Short task 1 -> In the GPU work profile, rewrite the part starting with "Oklahoma City, OK" and going on through "private lab campaigns.", substituting "internal" for "private".
Short task 2 -> According to the GPU work profile, which GPU faults did the primary kernel paths in FlashInfer produce on sm_121?
Short task 3 -> Extend the GPU work profile by writing what comes after its last sentence.

--- Passage to read ---

I committed patches to FlashInfer and CUTLASS for NVIDIA's sm_121 — the Blackwell variant on GB10. I built an agentic research system that generates AI research papers and flags 0 of 388 canonical outputs as not meeting my audit bar. I work at the seam between datacenter GPU hardware and the software that tries to pretend hardware doesn't matter.
Oklahoma City, OK
Work on NVIDIA's Grace Blackwell consumer architecture (sm_121 / DGX Spark) — LPDDR5X memory, blockscaled MMA paths, and TMA async data movement, distinct from H100/A100/H200/B200/B300 in ways that break most vendor kernels. Committed patches, documented Xid faults, and ran private lab campaigns.
Debugged and patched FlashInfer for sm_121. When primary kernel paths produced Xid 13 and Xid 43 GPU faults, worked through the CuTe-DSL fallback path as a secondary route. Documented illegal instruction errors, misaligned addresses, and warp exceptions found in NVIDIA's kernel code running on sm_121. Built a systematic debugging campaign with variant matrices and regression runbooks for a platform whose architecture (LPDDR5X, blockscaled MMA, TMA) differs from H100/A100/H200/B200/B300.
Modified NVIDIA's CUTLASS library for sm_121 blockscaled TMA operations — fixing how the Tensor Memory Accelerator loads data for the Blackwell blockscaled MMA path. Patches cover sm_100, sm_120, and sm_121 layout and builder headers.

--- Information given ---

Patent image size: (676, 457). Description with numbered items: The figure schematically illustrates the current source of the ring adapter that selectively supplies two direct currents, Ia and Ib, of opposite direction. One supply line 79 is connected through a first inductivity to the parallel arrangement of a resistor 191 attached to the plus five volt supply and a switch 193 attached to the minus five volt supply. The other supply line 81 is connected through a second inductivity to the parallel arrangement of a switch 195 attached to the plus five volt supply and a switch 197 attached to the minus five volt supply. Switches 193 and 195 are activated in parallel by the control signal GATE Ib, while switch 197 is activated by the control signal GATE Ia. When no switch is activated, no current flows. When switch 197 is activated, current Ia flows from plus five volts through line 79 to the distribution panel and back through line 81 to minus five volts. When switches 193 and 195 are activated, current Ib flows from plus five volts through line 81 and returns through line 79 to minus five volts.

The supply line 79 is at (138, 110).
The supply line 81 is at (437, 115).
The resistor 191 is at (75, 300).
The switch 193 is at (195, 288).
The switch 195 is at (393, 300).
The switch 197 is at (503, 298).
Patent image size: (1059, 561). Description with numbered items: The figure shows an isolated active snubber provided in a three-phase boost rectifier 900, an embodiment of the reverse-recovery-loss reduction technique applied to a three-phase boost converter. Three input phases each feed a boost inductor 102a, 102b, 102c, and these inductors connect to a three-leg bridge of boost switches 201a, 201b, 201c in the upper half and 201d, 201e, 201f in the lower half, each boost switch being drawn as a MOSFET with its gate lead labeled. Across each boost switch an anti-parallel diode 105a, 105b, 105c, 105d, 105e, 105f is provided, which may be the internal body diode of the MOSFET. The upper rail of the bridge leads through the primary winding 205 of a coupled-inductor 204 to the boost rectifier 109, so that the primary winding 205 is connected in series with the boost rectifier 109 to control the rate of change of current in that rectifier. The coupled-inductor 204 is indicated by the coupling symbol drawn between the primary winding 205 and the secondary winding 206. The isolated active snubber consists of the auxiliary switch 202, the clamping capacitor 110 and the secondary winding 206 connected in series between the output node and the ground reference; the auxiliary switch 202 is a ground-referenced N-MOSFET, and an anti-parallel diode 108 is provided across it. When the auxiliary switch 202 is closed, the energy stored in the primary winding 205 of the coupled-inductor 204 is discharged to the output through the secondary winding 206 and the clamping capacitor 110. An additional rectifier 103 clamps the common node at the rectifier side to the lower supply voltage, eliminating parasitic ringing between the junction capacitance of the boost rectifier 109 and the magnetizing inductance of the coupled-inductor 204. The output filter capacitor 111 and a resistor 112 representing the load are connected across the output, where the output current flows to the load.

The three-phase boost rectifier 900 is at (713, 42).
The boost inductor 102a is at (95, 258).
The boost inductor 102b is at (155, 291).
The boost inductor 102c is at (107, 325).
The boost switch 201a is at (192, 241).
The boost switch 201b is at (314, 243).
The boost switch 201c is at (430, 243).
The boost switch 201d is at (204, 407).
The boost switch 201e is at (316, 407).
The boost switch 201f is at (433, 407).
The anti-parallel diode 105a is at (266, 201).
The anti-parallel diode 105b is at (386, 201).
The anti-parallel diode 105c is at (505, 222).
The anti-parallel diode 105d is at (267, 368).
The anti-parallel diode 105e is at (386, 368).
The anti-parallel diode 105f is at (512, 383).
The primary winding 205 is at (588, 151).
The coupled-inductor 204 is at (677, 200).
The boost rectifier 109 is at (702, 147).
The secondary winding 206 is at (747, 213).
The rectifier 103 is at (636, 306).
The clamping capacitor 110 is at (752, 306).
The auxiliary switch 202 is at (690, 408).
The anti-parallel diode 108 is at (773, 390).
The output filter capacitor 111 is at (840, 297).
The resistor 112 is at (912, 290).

---

Exercise output 1 ->
Oklahoma City, OK
Work on NVIDIA's Grace Blackwell consumer architecture (sm_121 / DGX Spark) — LPDDR5X memory, blockscaled MMA paths, and TMA async data movement, distinct from H100/A100/H200/B200/B300 in ways that break most vendor kernels. Committed patches, documented Xid faults, and ran internal lab campaigns.

Exercise output 2 -> Xid 13 and Xid 43 GPU faults.

Exercise output 3 ->
Extended vLLM with SM120/SM121 compute capability mapping and MXFP4 backend detection. Added MXFP4/MoE tuning and BLACKWELL-OPT compilation flags to llama.cpp. Optimized Mamba SSM kernels: d_state reduction from 128→64 (27–34% faster on LPDDR5X), custom Triton kernels with explicit backward passes, and nsight profiling harnesses with A/B testing across BF16/TF32/torch.compile modes.
Seven FlashInfer SM121 FP4 hotpatches — workarounds for broken vendor code causing Xid 13 errors on GB10. Diffusion LM research pipeline with curriculum generation, education quality scoring, and reasoning parsers. Tracked and documented GPU crashes from vendor kernel code.
Enoch treats autonomous AI failure modes as infrastructure problems: stale queues, hidden worker state, orphaned processes, GPU contention, scattered evidence, and reports that overstate results. It manages queue state, gates dispatch, supervises local AI runs, preserves evidence, and packages AI-generated research artifacts with provenance metadata and claim ledgers.
My role is the infrastructure: the control plane, dispatch gates, telemetry, artifact packaging, provenance model, and release process. The Enoch corpus indexes 388 canonical AI-generated research artifacts after duplicate-slug cleanup and later imports; my own strict claim/evidence audit now passes all 388. That audit status is headlined on the project's front page — the audit gate is the product, not the papers. I do not claim personal authorship of the generated papers.
CouncilRouter explores whether multi-model critique can reduce blind spots in complex reasoning, code review, and architecture decisions. It routes requests to 300+ externally-hosted models via OpenRouter with multi-round peer review, code-aware synthesis, and a Devil's Advocate module that challenges consensus with critical analysis.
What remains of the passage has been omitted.